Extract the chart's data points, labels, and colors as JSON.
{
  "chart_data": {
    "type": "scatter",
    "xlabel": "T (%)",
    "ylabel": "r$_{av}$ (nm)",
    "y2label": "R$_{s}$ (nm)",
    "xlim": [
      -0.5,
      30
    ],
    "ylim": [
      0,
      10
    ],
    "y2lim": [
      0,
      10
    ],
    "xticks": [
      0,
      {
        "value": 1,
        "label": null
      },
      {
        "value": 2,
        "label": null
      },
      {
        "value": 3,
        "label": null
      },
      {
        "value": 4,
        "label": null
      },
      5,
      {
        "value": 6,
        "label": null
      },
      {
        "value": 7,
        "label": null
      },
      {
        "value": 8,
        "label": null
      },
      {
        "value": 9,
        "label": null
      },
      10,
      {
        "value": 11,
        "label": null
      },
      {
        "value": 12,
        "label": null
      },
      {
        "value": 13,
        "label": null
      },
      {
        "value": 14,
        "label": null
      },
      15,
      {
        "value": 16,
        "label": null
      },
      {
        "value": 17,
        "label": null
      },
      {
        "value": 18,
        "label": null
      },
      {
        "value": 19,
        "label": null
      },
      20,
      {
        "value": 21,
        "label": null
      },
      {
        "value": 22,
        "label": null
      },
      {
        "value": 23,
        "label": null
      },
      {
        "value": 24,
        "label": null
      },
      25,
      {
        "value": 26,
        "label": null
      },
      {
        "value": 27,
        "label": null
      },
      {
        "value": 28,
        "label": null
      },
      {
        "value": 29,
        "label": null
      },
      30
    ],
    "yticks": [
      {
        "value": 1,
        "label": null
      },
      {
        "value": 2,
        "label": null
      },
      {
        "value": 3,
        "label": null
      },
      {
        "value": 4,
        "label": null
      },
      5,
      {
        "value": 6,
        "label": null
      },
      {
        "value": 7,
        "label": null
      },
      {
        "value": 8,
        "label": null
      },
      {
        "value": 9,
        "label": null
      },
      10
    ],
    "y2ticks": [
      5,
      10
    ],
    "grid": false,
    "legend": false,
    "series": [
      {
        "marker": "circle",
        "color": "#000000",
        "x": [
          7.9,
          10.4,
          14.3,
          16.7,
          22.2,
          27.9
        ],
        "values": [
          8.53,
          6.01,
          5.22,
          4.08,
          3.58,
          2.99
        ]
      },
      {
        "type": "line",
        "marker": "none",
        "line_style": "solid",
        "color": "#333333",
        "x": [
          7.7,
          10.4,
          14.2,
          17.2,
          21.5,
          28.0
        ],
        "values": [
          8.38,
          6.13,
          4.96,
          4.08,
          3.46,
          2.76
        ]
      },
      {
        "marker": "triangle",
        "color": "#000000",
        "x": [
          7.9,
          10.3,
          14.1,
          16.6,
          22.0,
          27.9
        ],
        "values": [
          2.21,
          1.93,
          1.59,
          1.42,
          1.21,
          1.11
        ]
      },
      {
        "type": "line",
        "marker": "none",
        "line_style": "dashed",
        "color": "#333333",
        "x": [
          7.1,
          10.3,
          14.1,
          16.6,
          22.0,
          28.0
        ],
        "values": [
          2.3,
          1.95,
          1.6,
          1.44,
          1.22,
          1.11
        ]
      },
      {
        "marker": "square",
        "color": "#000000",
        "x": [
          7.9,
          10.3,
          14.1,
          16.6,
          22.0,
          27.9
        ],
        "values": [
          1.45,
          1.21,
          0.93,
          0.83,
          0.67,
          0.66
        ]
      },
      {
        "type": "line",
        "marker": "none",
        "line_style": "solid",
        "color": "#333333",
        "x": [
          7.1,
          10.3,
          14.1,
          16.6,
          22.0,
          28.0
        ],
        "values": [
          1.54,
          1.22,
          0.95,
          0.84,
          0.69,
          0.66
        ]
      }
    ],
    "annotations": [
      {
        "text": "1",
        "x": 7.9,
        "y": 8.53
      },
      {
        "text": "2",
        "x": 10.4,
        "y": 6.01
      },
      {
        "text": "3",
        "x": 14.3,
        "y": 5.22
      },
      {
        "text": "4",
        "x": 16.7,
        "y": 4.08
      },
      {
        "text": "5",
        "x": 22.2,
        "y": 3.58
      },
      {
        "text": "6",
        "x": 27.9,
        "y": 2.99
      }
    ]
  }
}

**What is needed**
Check each line of the material above for "text" and say how many lines contain it, giving the number alone.

**Exercise answer**
6